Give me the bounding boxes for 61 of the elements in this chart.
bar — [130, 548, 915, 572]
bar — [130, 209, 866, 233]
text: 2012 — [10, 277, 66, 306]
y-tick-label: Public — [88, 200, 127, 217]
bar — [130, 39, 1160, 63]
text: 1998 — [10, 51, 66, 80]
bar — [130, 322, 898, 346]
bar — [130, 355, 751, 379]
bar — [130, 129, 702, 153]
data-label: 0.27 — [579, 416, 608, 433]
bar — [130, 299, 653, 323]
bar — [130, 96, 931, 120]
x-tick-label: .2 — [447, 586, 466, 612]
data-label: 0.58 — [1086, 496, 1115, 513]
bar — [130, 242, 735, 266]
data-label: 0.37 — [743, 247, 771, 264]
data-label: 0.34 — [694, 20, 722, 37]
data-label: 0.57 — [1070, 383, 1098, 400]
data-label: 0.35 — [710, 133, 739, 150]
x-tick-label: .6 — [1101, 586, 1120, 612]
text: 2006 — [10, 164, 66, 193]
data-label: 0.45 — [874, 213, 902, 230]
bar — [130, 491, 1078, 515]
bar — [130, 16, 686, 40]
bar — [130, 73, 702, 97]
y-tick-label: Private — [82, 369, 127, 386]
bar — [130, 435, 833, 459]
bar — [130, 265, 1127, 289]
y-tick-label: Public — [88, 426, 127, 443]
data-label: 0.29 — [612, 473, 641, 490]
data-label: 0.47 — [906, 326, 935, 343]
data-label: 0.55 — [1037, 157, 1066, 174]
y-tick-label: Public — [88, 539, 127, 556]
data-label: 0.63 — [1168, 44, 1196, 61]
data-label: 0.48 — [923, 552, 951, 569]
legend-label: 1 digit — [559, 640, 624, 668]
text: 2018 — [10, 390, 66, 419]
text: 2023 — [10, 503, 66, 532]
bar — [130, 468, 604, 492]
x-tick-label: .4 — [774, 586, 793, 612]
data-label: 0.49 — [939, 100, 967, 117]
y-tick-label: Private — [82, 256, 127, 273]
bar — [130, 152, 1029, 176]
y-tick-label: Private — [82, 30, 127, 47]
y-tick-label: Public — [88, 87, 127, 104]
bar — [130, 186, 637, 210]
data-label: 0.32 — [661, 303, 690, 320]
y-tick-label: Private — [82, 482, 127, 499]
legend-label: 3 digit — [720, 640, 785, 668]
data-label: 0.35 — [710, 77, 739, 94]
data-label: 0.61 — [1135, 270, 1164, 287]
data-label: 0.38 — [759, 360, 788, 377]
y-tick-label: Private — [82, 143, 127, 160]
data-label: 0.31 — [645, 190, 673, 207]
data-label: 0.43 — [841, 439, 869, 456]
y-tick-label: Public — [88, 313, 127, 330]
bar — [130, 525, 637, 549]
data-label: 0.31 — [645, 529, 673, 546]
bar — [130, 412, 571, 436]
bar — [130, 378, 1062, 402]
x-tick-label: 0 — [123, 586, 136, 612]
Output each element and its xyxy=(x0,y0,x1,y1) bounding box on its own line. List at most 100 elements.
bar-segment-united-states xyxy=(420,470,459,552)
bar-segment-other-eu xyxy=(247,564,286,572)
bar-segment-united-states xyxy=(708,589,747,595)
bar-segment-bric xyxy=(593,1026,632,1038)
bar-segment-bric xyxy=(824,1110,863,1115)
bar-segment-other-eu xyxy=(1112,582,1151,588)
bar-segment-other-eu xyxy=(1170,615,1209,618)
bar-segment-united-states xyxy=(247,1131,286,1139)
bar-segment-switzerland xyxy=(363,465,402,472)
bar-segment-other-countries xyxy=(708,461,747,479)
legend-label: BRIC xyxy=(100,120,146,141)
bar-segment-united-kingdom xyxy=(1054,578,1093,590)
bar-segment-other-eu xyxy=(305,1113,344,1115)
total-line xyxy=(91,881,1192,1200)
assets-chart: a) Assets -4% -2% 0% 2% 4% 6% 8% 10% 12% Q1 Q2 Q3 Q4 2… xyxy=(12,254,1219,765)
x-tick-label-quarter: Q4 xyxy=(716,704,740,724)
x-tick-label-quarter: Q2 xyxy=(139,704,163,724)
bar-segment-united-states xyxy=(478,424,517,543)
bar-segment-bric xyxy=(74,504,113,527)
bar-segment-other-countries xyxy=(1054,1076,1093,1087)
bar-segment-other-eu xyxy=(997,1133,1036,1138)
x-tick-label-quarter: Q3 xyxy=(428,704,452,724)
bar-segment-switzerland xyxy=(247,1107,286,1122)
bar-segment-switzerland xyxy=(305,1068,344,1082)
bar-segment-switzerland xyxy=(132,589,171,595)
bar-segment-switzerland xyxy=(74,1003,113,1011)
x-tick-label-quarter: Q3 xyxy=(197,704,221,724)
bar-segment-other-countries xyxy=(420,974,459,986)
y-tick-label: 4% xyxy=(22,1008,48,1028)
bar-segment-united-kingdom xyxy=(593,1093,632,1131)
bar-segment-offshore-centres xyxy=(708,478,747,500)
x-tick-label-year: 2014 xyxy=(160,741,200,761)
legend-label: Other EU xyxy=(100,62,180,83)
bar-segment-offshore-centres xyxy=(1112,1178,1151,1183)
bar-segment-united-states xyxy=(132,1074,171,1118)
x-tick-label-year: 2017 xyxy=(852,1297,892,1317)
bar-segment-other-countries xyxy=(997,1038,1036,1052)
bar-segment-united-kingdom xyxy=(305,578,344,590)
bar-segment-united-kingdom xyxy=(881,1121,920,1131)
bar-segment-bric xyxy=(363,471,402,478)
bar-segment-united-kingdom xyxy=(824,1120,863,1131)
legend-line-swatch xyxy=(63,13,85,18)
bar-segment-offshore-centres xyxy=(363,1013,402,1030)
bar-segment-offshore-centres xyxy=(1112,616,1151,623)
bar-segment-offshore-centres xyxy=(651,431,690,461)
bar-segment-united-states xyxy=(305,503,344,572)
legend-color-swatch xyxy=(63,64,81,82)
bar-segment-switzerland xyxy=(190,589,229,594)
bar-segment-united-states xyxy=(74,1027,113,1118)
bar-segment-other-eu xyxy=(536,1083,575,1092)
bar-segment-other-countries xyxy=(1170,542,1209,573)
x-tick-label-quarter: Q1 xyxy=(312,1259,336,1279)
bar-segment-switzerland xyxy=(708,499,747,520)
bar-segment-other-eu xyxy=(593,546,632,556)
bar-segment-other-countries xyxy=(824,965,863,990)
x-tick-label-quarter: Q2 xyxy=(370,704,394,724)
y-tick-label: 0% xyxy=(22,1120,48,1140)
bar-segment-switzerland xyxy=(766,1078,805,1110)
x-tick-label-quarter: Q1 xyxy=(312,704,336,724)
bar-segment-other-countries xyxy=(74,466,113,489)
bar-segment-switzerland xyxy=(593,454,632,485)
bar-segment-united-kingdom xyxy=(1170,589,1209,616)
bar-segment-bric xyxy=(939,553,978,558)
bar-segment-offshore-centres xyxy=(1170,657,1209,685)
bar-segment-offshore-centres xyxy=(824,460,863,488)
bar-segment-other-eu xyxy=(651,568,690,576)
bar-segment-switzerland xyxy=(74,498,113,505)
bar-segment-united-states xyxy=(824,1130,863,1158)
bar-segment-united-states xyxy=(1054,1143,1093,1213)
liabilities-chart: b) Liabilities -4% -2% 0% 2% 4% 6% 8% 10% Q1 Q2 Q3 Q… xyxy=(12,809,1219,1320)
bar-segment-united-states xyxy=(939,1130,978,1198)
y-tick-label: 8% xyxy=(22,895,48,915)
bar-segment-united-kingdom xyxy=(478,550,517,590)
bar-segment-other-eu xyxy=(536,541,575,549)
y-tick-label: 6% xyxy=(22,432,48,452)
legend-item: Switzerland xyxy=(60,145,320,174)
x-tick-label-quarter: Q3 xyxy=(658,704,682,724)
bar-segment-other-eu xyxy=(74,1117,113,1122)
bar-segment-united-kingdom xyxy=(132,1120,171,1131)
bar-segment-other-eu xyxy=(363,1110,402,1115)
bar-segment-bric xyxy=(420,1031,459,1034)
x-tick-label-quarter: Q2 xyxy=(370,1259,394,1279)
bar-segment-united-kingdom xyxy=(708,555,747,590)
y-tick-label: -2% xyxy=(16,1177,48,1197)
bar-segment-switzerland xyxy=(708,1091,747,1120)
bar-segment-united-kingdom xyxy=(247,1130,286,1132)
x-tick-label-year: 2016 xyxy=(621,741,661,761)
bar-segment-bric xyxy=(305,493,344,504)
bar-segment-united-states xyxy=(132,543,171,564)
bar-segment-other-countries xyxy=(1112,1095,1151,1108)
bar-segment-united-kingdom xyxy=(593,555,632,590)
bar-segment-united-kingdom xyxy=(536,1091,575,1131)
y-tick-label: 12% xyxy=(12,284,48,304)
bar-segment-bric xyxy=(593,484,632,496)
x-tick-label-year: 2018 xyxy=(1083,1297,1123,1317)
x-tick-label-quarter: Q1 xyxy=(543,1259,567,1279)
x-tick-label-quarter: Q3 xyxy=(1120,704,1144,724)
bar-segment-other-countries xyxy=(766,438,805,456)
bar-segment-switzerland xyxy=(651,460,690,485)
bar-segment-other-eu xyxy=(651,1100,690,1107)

## [Short task]
Recast everything from the start of the data above down to and including the line containing "data-label: 0.29 — [612, 473, 641, 490]" as a Markdown table with the columns Number and Text, numbering each line and omitting blank lines.

## [Finished task]
| Number | Text |
|---|---|
| 1 | Give me the bounding boxes for 61 of the elements in this chart. |
| 2 | bar — [130, 548, 915, 572] |
| 3 | bar — [130, 209, 866, 233] |
| 4 | text: 2012 — [10, 277, 66, 306] |
| 5 | y-tick-label: Public — [88, 200, 127, 217] |
| 6 | bar — [130, 39, 1160, 63] |
| 7 | text: 1998 — [10, 51, 66, 80] |
| 8 | bar — [130, 322, 898, 346] |
| 9 | bar — [130, 355, 751, 379] |
| 10 | bar — [130, 129, 702, 153] |
| 11 | data-label: 0.27 — [579, 416, 608, 433] |
| 12 | bar — [130, 299, 653, 323] |
| 13 | bar — [130, 96, 931, 120] |
| 14 | x-tick-label: .2 — [447, 586, 466, 612] |
| 15 | data-label: 0.58 — [1086, 496, 1115, 513] |
| 16 | bar — [130, 242, 735, 266] |
| 17 | data-label: 0.37 — [743, 247, 771, 264] |
| 18 | data-label: 0.34 — [694, 20, 722, 37] |
| 19 | data-label: 0.57 — [1070, 383, 1098, 400] |
| 20 | data-label: 0.35 — [710, 133, 739, 150] |
| 21 | x-tick-label: .6 — [1101, 586, 1120, 612] |
| 22 | text: 2006 — [10, 164, 66, 193] |
| 23 | data-label: 0.45 — [874, 213, 902, 230] |
| 24 | bar — [130, 491, 1078, 515] |
| 25 | bar — [130, 16, 686, 40] |
| 26 | bar — [130, 73, 702, 97] |
| 27 | y-tick-label: Private — [82, 369, 127, 386] |
| 28 | bar — [130, 435, 833, 459] |
| 29 | bar — [130, 265, 1127, 289] |
| 30 | y-tick-label: Public — [88, 426, 127, 443] |
| 31 | data-label: 0.29 — [612, 473, 641, 490] |